Problem statement:
The records that follow must be reproduced in full, exactly as written.

Records to process:
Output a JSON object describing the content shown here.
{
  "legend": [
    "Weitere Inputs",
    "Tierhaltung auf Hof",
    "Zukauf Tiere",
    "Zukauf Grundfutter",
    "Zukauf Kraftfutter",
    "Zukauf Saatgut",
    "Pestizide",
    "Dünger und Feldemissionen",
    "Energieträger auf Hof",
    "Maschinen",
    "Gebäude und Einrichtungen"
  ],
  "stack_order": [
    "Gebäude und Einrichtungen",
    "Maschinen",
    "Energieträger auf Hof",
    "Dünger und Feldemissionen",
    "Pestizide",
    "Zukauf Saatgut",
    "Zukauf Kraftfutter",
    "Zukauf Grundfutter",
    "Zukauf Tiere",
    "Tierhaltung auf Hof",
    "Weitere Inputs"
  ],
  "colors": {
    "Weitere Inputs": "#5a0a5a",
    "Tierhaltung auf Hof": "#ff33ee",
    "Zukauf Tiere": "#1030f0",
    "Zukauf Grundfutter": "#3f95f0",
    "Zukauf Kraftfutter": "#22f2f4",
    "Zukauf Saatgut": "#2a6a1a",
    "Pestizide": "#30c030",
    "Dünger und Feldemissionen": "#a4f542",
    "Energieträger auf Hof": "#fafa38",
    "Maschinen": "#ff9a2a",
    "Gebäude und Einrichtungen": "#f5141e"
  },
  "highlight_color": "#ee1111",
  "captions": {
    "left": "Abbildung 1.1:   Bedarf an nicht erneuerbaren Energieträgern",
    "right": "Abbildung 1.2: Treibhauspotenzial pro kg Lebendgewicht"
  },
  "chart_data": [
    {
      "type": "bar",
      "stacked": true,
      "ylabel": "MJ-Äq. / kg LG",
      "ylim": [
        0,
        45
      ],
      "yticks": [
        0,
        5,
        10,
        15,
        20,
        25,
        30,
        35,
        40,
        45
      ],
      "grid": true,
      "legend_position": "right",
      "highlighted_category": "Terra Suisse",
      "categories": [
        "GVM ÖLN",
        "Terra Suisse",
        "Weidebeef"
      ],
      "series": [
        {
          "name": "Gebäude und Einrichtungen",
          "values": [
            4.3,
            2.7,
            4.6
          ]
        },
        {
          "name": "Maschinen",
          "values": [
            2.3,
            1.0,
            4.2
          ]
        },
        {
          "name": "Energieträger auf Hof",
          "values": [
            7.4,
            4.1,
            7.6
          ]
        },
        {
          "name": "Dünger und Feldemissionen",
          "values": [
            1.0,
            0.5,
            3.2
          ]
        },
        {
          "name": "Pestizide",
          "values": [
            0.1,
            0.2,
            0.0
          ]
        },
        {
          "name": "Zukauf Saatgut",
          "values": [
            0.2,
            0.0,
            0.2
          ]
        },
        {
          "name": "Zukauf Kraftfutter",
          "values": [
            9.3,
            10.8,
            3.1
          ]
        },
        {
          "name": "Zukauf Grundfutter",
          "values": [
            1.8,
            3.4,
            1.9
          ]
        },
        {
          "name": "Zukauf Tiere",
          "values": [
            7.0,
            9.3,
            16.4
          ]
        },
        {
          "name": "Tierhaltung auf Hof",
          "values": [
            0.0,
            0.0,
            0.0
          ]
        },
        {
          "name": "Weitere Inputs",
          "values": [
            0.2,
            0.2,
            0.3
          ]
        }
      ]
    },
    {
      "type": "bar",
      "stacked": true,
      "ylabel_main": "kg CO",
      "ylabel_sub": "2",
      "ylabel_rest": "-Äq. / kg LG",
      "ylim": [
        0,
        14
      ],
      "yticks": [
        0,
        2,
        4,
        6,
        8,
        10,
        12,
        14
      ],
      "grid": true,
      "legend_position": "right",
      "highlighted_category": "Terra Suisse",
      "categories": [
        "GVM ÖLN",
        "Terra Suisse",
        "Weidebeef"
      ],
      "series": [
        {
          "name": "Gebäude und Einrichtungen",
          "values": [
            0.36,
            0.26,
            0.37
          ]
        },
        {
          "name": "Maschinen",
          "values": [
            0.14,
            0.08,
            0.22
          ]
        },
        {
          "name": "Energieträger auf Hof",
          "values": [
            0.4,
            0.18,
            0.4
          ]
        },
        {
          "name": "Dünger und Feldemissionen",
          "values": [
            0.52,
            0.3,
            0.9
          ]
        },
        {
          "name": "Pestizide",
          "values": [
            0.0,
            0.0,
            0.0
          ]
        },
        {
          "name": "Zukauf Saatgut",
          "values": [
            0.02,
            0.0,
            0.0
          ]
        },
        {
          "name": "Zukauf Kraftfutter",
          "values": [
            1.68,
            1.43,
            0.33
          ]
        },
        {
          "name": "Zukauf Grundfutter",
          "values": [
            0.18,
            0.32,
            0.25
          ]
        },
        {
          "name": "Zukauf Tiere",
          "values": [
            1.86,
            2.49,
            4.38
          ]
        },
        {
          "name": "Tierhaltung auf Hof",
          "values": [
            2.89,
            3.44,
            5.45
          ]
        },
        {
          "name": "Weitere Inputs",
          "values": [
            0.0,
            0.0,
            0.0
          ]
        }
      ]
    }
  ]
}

The output:
Output a JSON object describing the content shown here.
{
  "legend": [
    "Weitere Inputs",
    "Tierhaltung auf Hof",
    "Zukauf Tiere",
    "Zukauf Grundfutter",
    "Zukauf Kraftfutter",
    "Zukauf Saatgut",
    "Pestizide",
    "Dünger und Feldemissionen",
    "Energieträger auf Hof",
    "Maschinen",
    "Gebäude und Einrichtungen"
  ],
  "stack_order": [
    "Gebäude und Einrichtungen",
    "Maschinen",
    "Energieträger auf Hof",
    "Dünger und Feldemissionen",
    "Pestizide",
    "Zukauf Saatgut",
    "Zukauf Kraftfutter",
    "Zukauf Grundfutter",
    "Zukauf Tiere",
    "Tierhaltung auf Hof",
    "Weitere Inputs"
  ],
  "colors": {
    "Weitere Inputs": "#5a0a5a",
    "Tierhaltung auf Hof": "#ff33ee",
    "Zukauf Tiere": "#1030f0",
    "Zukauf Grundfutter": "#3f95f0",
    "Zukauf Kraftfutter": "#22f2f4",
    "Zukauf Saatgut": "#2a6a1a",
    "Pestizide": "#30c030",
    "Dünger und Feldemissionen": "#a4f542",
    "Energieträger auf Hof": "#fafa38",
    "Maschinen": "#ff9a2a",
    "Gebäude und Einrichtungen": "#f5141e"
  },
  "highlight_color": "#ee1111",
  "captions": {
    "left": "Abbildung 1.1:   Bedarf an nicht erneuerbaren Energieträgern",
    "right": "Abbildung 1.2: Treibhauspotenzial pro kg Lebendgewicht"
  },
  "chart_data": [
    {
      "type": "bar",
      "stacked": true,
      "ylabel": "MJ-Äq. / kg LG",
      "ylim": [
        0,
        45
      ],
      "yticks": [
        0,
        5,
        10,
        15,
        20,
        25,
        30,
        35,
        40,
        45
      ],
      "grid": true,
      "legend_position": "right",
      "highlighted_category": "Terra Suisse",
      "categories": [
        "GVM ÖLN",
        "Terra Suisse",
        "Weidebeef"
      ],
      "series": [
        {
          "name": "Gebäude und Einrichtungen",
          "values": [
            4.3,
            2.7,
            4.6
          ]
        },
        {
          "name": "Maschinen",
          "values": [
            2.3,
            1.0,
            4.2
          ]
        },
        {
          "name": "Energieträger auf Hof",
          "values": [
            7.4,
            4.1,
            7.6
          ]
        },
        {
          "name": "Dünger und Feldemissionen",
          "values": [
            1.0,
            0.5,
            3.2
          ]
        },
        {
          "name": "Pestizide",
          "values": [
            0.1,
            0.2,
            0.0
          ]
        },
        {
          "name": "Zukauf Saatgut",
          "values": [
            0.2,
            0.0,
            0.2
          ]
        },
        {
          "name": "Zukauf Kraftfutter",
          "values": [
            9.3,
            10.8,
            3.1
          ]
        },
        {
          "name": "Zukauf Grundfutter",
          "values": [
            1.8,
            3.4,
            1.9
          ]
        },
        {
          "name": "Zukauf Tiere",
          "values": [
            7.0,
            9.3,
            16.4
          ]
        },
        {
          "name": "Tierhaltung auf Hof",
          "values": [
            0.0,
            0.0,
            0.0
          ]
        },
        {
          "name": "Weitere Inputs",
          "values": [
            0.2,
            0.2,
            0.3
          ]
        }
      ]
    },
    {
      "type": "bar",
      "stacked": true,
      "ylabel_main": "kg CO",
      "ylabel_sub": "2",
      "ylabel_rest": "-Äq. / kg LG",
      "ylim": [
        0,
        14
      ],
      "yticks": [
        0,
        2,
        4,
        6,
        8,
        10,
        12,
        14
      ],
      "grid": true,
      "legend_position": "right",
      "highlighted_category": "Terra Suisse",
      "categories": [
        "GVM ÖLN",
        "Terra Suisse",
        "Weidebeef"
      ],
      "series": [
        {
          "name": "Gebäude und Einrichtungen",
          "values": [
            0.36,
            0.26,
            0.37
          ]
        },
        {
          "name": "Maschinen",
          "values": [
            0.14,
            0.08,
            0.22
          ]
        },
        {
          "name": "Energieträger auf Hof",
          "values": [
            0.4,
            0.18,
            0.4
          ]
        },
        {
          "name": "Dünger und Feldemissionen",
          "values": [
            0.52,
            0.3,
            0.9
          ]
        },
        {
          "name": "Pestizide",
          "values": [
            0.0,
            0.0,
            0.0
          ]
        },
        {
          "name": "Zukauf Saatgut",
          "values": [
            0.02,
            0.0,
            0.0
          ]
        },
        {
          "name": "Zukauf Kraftfutter",
          "values": [
            1.68,
            1.43,
            0.33
          ]
        },
        {
          "name": "Zukauf Grundfutter",
          "values": [
            0.18,
            0.32,
            0.25
          ]
        },
        {
          "name": "Zukauf Tiere",
          "values": [
            1.86,
            2.49,
            4.38
          ]
        },
        {
          "name": "Tierhaltung auf Hof",
          "values": [
            2.89,
            3.44,
            5.45
          ]
        },
        {
          "name": "Weitere Inputs",
          "values": [
            0.0,
            0.0,
            0.0
          ]
        }
      ]
    }
  ]
}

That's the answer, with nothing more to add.